# WORK INSTRUCTIONS
Would you retype all of these records exactly?

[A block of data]

• • • • •

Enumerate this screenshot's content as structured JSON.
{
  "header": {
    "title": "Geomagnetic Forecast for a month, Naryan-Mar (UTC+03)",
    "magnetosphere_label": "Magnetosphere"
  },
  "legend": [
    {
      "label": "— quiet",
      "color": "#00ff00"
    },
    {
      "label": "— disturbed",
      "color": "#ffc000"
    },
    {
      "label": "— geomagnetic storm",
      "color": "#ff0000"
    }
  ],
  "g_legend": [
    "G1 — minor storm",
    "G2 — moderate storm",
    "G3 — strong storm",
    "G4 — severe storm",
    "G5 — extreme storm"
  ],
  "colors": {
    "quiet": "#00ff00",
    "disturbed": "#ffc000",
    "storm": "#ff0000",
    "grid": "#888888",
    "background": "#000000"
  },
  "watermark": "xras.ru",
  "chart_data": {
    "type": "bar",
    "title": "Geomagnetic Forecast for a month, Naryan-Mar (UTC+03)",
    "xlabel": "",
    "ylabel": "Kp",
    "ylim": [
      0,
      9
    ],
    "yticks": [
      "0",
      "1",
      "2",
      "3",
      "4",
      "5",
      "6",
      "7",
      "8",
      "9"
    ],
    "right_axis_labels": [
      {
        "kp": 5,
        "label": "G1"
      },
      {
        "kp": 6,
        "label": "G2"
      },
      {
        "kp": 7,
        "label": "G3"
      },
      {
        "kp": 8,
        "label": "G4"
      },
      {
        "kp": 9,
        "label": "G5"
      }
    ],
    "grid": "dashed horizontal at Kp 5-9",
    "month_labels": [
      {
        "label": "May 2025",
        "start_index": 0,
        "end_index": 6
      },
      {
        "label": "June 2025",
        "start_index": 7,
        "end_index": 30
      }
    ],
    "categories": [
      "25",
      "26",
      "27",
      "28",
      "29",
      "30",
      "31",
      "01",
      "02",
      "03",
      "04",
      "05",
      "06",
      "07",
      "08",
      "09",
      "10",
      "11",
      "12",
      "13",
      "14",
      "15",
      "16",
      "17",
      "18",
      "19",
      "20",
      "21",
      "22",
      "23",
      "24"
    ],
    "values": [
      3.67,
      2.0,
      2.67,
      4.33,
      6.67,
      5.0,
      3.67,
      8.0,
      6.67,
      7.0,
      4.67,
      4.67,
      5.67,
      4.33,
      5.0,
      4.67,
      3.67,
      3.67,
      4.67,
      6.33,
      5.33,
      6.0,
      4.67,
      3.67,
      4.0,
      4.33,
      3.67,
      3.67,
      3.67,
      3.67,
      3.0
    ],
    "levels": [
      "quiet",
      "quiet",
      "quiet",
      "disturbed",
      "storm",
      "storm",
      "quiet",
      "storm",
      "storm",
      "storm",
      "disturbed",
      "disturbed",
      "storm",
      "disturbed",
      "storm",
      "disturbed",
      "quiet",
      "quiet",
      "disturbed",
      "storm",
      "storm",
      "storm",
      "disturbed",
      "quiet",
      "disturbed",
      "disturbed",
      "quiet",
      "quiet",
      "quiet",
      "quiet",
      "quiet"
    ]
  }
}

• • • • •

# IN RESPONSE
Enumerate this screenshot's content as structured JSON.
{
  "header": {
    "title": "Geomagnetic Forecast for a month, Naryan-Mar (UTC+03)",
    "magnetosphere_label": "Magnetosphere"
  },
  "legend": [
    {
      "label": "— quiet",
      "color": "#00ff00"
    },
    {
      "label": "— disturbed",
      "color": "#ffc000"
    },
    {
      "label": "— geomagnetic storm",
      "color": "#ff0000"
    }
  ],
  "g_legend": [
    "G1 — minor storm",
    "G2 — moderate storm",
    "G3 — strong storm",
    "G4 — severe storm",
    "G5 — extreme storm"
  ],
  "colors": {
    "quiet": "#00ff00",
    "disturbed": "#ffc000",
    "storm": "#ff0000",
    "grid": "#888888",
    "background": "#000000"
  },
  "watermark": "xras.ru",
  "chart_data": {
    "type": "bar",
    "title": "Geomagnetic Forecast for a month, Naryan-Mar (UTC+03)",
    "xlabel": "",
    "ylabel": "Kp",
    "ylim": [
      0,
      9
    ],
    "yticks": [
      "0",
      "1",
      "2",
      "3",
      "4",
      "5",
      "6",
      "7",
      "8",
      "9"
    ],
    "right_axis_labels": [
      {
        "kp": 5,
        "label": "G1"
      },
      {
        "kp": 6,
        "label": "G2"
      },
      {
        "kp": 7,
        "label": "G3"
      },
      {
        "kp": 8,
        "label": "G4"
      },
      {
        "kp": 9,
        "label": "G5"
      }
    ],
    "grid": "dashed horizontal at Kp 5-9",
    "month_labels": [
      {
        "label": "May 2025",
        "start_index": 0,
        "end_index": 6
      },
      {
        "label": "June 2025",
        "start_index": 7,
        "end_index": 30
      }
    ],
    "categories": [
      "25",
      "26",
      "27",
      "28",
      "29",
      "30",
      "31",
      "01",
      "02",
      "03",
      "04",
      "05",
      "06",
      "07",
      "08",
      "09",
      "10",
      "11",
      "12",
      "13",
      "14",
      "15",
      "16",
      "17",
      "18",
      "19",
      "20",
      "21",
      "22",
      "23",
      "24"
    ],
    "values": [
      3.67,
      2.0,
      2.67,
      4.33,
      6.67,
      5.0,
      3.67,
      8.0,
      6.67,
      7.0,
      4.67,
      4.67,
      5.67,
      4.33,
      5.0,
      4.67,
      3.67,
      3.67,
      4.67,
      6.33,
      5.33,
      6.0,
      4.67,
      3.67,
      4.0,
      4.33,
      3.67,
      3.67,
      3.67,
      3.67,
      3.0
    ],
    "levels": [
      "quiet",
      "quiet",
      "quiet",
      "disturbed",
      "storm",
      "storm",
      "quiet",
      "storm",
      "storm",
      "storm",
      "disturbed",
      "disturbed",
      "storm",
      "disturbed",
      "storm",
      "disturbed",
      "quiet",
      "quiet",
      "disturbed",
      "storm",
      "storm",
      "storm",
      "disturbed",
      "quiet",
      "disturbed",
      "disturbed",
      "quiet",
      "quiet",
      "quiet",
      "quiet",
      "quiet"
    ]
  }
}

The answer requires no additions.